##### Provided entries #####

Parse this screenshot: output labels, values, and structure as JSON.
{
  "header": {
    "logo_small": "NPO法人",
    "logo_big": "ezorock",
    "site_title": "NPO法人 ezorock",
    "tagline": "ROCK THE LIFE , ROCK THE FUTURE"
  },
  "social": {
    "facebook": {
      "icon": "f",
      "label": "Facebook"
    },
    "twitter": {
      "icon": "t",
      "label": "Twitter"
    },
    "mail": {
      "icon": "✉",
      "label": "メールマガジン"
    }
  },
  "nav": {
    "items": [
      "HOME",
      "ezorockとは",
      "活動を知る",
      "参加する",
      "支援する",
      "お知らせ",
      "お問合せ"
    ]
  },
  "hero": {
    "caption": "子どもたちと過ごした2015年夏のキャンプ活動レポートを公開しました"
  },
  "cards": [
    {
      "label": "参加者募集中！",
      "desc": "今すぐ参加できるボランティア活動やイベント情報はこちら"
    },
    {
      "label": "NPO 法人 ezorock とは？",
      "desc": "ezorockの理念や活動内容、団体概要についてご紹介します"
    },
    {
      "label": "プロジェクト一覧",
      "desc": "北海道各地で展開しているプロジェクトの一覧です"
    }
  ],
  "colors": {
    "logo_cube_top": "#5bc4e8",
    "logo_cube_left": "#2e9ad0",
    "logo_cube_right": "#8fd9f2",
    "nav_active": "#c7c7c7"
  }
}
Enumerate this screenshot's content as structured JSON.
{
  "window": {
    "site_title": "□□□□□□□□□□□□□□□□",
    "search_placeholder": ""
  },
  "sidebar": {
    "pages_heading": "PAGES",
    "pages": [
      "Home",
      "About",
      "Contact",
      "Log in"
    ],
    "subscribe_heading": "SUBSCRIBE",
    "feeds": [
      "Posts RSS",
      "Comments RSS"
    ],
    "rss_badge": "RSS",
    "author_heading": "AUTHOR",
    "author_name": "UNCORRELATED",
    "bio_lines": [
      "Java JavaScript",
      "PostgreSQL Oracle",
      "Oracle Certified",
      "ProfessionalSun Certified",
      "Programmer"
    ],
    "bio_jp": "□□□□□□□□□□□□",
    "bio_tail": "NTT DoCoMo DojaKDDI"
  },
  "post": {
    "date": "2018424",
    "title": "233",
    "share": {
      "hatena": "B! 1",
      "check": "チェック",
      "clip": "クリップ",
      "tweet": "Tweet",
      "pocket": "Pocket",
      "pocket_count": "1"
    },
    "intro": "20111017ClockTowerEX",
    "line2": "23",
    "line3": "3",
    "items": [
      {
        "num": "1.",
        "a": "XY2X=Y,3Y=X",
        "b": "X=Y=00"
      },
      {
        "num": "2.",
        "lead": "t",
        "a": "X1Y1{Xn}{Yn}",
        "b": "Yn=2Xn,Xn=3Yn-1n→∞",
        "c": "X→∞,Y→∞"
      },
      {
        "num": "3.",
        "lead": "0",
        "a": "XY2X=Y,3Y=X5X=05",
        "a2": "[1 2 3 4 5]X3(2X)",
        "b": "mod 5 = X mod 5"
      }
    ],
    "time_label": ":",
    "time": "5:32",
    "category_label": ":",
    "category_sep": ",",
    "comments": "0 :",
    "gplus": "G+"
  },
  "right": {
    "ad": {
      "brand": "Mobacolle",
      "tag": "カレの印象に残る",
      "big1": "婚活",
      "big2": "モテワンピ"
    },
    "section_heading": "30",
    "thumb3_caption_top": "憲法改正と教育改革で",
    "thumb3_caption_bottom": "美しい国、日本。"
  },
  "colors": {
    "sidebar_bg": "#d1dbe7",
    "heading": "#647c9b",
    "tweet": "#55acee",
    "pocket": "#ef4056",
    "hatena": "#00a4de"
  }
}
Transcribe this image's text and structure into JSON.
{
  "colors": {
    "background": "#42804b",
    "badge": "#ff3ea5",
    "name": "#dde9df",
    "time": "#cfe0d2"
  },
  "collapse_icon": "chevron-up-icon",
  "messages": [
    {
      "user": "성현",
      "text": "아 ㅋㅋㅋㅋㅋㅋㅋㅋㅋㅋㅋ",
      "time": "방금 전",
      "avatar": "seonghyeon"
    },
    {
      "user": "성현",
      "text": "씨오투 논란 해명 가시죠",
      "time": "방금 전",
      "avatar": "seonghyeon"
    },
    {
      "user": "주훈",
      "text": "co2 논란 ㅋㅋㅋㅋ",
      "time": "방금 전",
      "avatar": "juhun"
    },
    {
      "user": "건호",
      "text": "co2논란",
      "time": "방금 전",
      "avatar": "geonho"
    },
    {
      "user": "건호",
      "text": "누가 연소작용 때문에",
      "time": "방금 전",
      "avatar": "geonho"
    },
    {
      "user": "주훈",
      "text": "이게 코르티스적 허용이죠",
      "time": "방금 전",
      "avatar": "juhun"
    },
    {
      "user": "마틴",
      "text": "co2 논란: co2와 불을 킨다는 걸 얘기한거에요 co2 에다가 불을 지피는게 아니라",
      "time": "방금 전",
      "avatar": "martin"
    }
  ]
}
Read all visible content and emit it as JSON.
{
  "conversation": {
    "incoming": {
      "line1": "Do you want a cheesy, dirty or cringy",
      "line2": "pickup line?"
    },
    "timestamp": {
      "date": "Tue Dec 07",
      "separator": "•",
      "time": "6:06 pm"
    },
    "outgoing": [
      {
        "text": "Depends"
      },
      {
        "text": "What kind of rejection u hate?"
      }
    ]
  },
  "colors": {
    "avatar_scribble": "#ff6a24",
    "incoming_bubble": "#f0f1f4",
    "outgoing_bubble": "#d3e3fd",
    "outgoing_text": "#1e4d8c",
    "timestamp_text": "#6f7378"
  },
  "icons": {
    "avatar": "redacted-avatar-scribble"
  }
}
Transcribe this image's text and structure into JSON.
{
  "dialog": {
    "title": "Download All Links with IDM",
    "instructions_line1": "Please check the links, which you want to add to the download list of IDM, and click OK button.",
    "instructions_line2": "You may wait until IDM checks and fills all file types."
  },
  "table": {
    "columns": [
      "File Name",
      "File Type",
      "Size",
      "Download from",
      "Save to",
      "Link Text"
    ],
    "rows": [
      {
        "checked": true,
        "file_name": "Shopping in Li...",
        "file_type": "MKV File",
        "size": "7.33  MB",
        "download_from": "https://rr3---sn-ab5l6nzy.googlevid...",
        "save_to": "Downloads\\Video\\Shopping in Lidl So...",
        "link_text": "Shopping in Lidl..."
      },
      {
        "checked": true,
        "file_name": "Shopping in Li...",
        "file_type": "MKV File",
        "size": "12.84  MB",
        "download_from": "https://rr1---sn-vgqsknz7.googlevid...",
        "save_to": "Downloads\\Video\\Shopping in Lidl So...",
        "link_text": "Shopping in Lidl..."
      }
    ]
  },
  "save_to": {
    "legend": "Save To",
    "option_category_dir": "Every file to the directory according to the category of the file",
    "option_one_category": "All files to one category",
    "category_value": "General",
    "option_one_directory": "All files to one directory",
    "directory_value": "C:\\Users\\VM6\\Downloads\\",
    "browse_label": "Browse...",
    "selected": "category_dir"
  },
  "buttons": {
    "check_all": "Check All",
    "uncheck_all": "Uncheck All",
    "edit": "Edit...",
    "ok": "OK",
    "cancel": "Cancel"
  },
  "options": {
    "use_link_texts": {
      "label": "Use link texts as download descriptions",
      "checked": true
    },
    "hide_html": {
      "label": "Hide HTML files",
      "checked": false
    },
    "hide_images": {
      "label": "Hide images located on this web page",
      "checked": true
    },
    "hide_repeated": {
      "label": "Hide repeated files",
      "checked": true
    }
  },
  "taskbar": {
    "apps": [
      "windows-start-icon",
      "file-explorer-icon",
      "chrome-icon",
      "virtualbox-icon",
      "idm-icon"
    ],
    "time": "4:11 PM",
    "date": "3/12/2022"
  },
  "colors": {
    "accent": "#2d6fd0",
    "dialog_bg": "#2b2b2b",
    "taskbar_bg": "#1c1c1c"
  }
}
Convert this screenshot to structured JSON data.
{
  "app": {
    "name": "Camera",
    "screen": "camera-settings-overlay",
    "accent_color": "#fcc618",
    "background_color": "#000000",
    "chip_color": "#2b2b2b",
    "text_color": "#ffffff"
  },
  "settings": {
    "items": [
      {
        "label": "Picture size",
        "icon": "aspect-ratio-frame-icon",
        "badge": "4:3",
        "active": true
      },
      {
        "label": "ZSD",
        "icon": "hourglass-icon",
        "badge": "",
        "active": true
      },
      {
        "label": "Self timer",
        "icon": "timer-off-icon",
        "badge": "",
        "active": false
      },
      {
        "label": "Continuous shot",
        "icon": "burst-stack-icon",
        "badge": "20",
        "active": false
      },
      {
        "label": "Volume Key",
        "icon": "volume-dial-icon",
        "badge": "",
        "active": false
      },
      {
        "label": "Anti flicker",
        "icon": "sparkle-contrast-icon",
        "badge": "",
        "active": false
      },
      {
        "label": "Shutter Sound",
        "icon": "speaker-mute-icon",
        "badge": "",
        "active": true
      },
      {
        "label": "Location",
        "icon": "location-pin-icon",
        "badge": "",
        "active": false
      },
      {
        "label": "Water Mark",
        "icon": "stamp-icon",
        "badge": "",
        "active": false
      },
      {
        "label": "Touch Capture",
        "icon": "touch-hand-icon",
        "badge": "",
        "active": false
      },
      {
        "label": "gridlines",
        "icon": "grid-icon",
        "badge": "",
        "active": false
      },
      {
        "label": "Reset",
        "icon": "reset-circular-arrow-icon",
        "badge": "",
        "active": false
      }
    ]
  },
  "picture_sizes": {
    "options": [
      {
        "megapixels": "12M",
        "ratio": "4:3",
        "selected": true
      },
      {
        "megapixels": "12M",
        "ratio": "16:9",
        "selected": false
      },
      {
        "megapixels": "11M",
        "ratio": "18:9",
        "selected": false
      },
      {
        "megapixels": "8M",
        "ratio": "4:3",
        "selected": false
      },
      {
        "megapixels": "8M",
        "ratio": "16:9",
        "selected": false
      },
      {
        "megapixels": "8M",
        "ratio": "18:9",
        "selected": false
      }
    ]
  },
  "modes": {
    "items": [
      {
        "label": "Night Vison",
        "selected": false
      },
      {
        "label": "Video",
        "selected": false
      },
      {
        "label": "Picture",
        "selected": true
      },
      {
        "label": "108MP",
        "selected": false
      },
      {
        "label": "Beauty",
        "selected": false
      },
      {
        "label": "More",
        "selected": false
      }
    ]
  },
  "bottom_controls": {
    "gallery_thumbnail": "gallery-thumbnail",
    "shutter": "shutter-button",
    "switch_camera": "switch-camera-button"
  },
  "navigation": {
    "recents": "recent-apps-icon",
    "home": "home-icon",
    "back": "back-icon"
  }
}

#####

- **Given instruction**
Gather each line in the data that holds the string "settings".

- **Task response**
    "screen": "camera-settings-overlay",
  "settings": {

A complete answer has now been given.